Records
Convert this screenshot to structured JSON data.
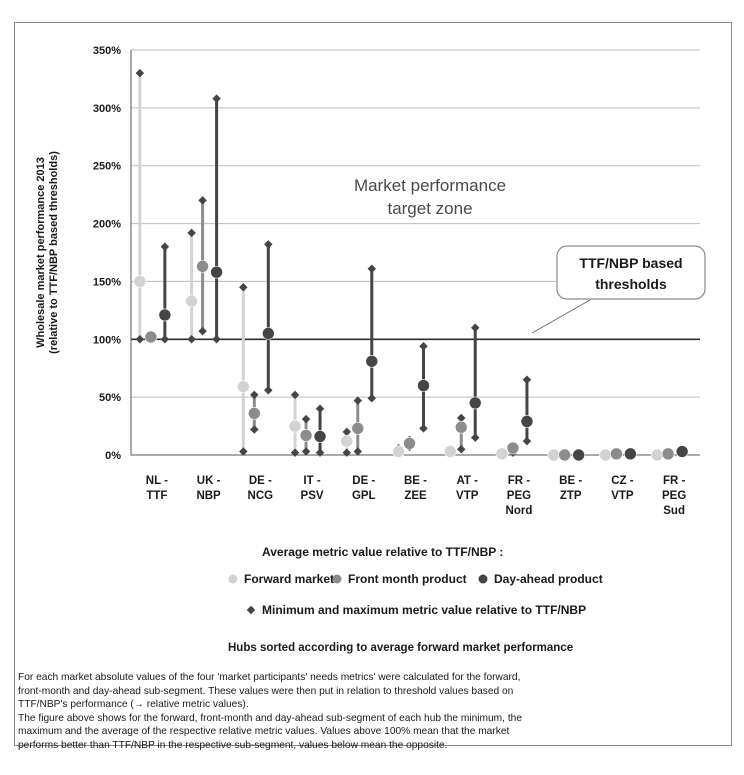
{
  "chart_data": {
    "type": "range-dot",
    "ylabel_lines": [
      "Wholesale market performance 2013",
      "(relative to TTF/NBP based thresholds)"
    ],
    "ylim": [
      0,
      350
    ],
    "yticks": [
      0,
      50,
      100,
      150,
      200,
      250,
      300,
      350
    ],
    "ytick_labels": [
      "0%",
      "50%",
      "100%",
      "150%",
      "200%",
      "250%",
      "300%",
      "350%"
    ],
    "zone_label_lines": [
      "Market performance",
      "target zone"
    ],
    "zone_lower": 100,
    "callout_lines": [
      "TTF/NBP based",
      "thresholds"
    ],
    "categories": [
      [
        "NL -",
        "TTF"
      ],
      [
        "UK -",
        "NBP"
      ],
      [
        "DE -",
        "NCG"
      ],
      [
        "IT -",
        "PSV"
      ],
      [
        "DE -",
        "GPL"
      ],
      [
        "BE -",
        "ZEE"
      ],
      [
        "AT -",
        "VTP"
      ],
      [
        "FR -",
        "PEG",
        "Nord"
      ],
      [
        "BE -",
        "ZTP"
      ],
      [
        "CZ -",
        "VTP"
      ],
      [
        "FR -",
        "PEG",
        "Sud"
      ]
    ],
    "series": [
      {
        "name": "Forward market",
        "color": "#d3d3d3",
        "avg": [
          150,
          133,
          59,
          25,
          12,
          3,
          3,
          1,
          0,
          0,
          0
        ],
        "min": [
          100,
          100,
          3,
          2,
          2,
          2,
          2,
          0,
          0,
          0,
          0
        ],
        "max": [
          330,
          192,
          145,
          52,
          20,
          6,
          5,
          2,
          1,
          1,
          1
        ]
      },
      {
        "name": "Front month product",
        "color": "#8c8c8c",
        "avg": [
          102,
          163,
          36,
          17,
          23,
          10,
          24,
          6,
          0,
          1,
          1
        ],
        "min": [
          100,
          107,
          22,
          3,
          3,
          7,
          5,
          2,
          0,
          0,
          0
        ],
        "max": [
          103,
          220,
          52,
          31,
          47,
          13,
          32,
          8,
          1,
          2,
          2
        ]
      },
      {
        "name": "Day-ahead product",
        "color": "#454545",
        "avg": [
          121,
          158,
          105,
          16,
          81,
          60,
          45,
          29,
          0,
          1,
          3
        ],
        "min": [
          100,
          100,
          56,
          2,
          49,
          23,
          15,
          12,
          0,
          0,
          2
        ],
        "max": [
          180,
          308,
          182,
          40,
          161,
          94,
          110,
          65,
          1,
          2,
          4
        ]
      }
    ]
  },
  "axis_title": "Average metric value relative to TTF/NBP :",
  "legend": {
    "forward": "Forward market",
    "front": "Front month product",
    "dayahead": "Day-ahead product",
    "minmax": "Minimum and maximum metric value relative to TTF/NBP"
  },
  "sort_note": "Hubs sorted according to average forward market performance",
  "notes": [
    "For each market absolute values of the four 'market participants' needs metrics' were calculated for the forward,",
    "front-month and day-ahead sub-segment. These values were then put in relation to threshold values based on",
    "TTF/NBP's performance (→ relative metric values).",
    "The figure above shows for the forward, front-month and day-ahead sub-segment of each hub the minimum, the",
    "maximum and the average of the respective relative metric values. Values above 100% mean that the market",
    "performs better than TTF/NBP in the respective sub-segment, values below mean the opposite."
  ]
}
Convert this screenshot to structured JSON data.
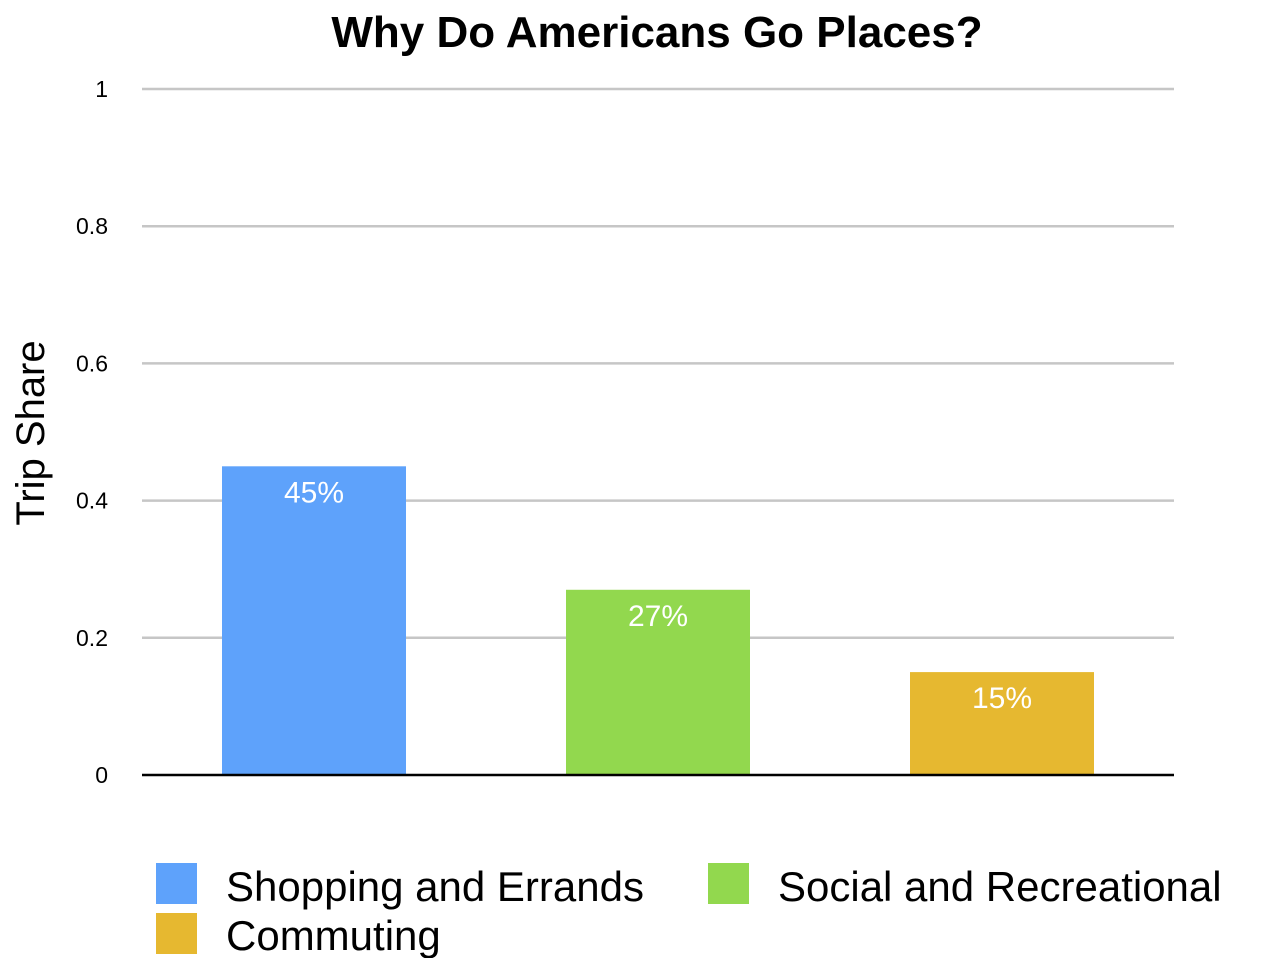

Short exercise —
Set every line down exactly as written, leaving each picture out.

Output for this exercise —
Convert this screenshot to structured JSON data.
{
  "chart_data": {
    "type": "range-dot",
    "ylabel_lines": [
      "Wholesale market performance 2013",
      "(relative to TTF/NBP based thresholds)"
    ],
    "ylim": [
      0,
      350
    ],
    "yticks": [
      0,
      50,
      100,
      150,
      200,
      250,
      300,
      350
    ],
    "ytick_labels": [
      "0%",
      "50%",
      "100%",
      "150%",
      "200%",
      "250%",
      "300%",
      "350%"
    ],
    "zone_label_lines": [
      "Market performance",
      "target zone"
    ],
    "zone_lower": 100,
    "callout_lines": [
      "TTF/NBP based",
      "thresholds"
    ],
    "categories": [
      [
        "NL -",
        "TTF"
      ],
      [
        "UK -",
        "NBP"
      ],
      [
        "DE -",
        "NCG"
      ],
      [
        "IT -",
        "PSV"
      ],
      [
        "DE -",
        "GPL"
      ],
      [
        "BE -",
        "ZEE"
      ],
      [
        "AT -",
        "VTP"
      ],
      [
        "FR -",
        "PEG",
        "Nord"
      ],
      [
        "BE -",
        "ZTP"
      ],
      [
        "CZ -",
        "VTP"
      ],
      [
        "FR -",
        "PEG",
        "Sud"
      ]
    ],
    "series": [
      {
        "name": "Forward market",
        "color": "#d3d3d3",
        "avg": [
          150,
          133,
          59,
          25,
          12,
          3,
          3,
          1,
          0,
          0,
          0
        ],
        "min": [
          100,
          100,
          3,
          2,
          2,
          2,
          2,
          0,
          0,
          0,
          0
        ],
        "max": [
          330,
          192,
          145,
          52,
          20,
          6,
          5,
          2,
          1,
          1,
          1
        ]
      },
      {
        "name": "Front month product",
        "color": "#8c8c8c",
        "avg": [
          102,
          163,
          36,
          17,
          23,
          10,
          24,
          6,
          0,
          1,
          1
        ],
        "min": [
          100,
          107,
          22,
          3,
          3,
          7,
          5,
          2,
          0,
          0,
          0
        ],
        "max": [
          103,
          220,
          52,
          31,
          47,
          13,
          32,
          8,
          1,
          2,
          2
        ]
      },
      {
        "name": "Day-ahead product",
        "color": "#454545",
        "avg": [
          121,
          158,
          105,
          16,
          81,
          60,
          45,
          29,
          0,
          1,
          3
        ],
        "min": [
          100,
          100,
          56,
          2,
          49,
          23,
          15,
          12,
          0,
          0,
          2
        ],
        "max": [
          180,
          308,
          182,
          40,
          161,
          94,
          110,
          65,
          1,
          2,
          4
        ]
      }
    ]
  },
  "axis_title": "Average metric value relative to TTF/NBP :",
  "legend": {
    "forward": "Forward market",
    "front": "Front month product",
    "dayahead": "Day-ahead product",
    "minmax": "Minimum and maximum metric value relative to TTF/NBP"
  },
  "sort_note": "Hubs sorted according to average forward market performance",
  "notes": [
    "For each market absolute values of the four 'market participants' needs metrics' were calculated for the forward,",
    "front-month and day-ahead sub-segment. These values were then put in relation to threshold values based on",
    "TTF/NBP's performance (→ relative metric values).",
    "The figure above shows for the forward, front-month and day-ahead sub-segment of each hub the minimum, the",
    "maximum and the average of the respective relative metric values. Values above 100% mean that the market",
    "performs better than TTF/NBP in the respective sub-segment, values below mean the opposite."
  ]
}
Convert this screenshot to structured JSON data.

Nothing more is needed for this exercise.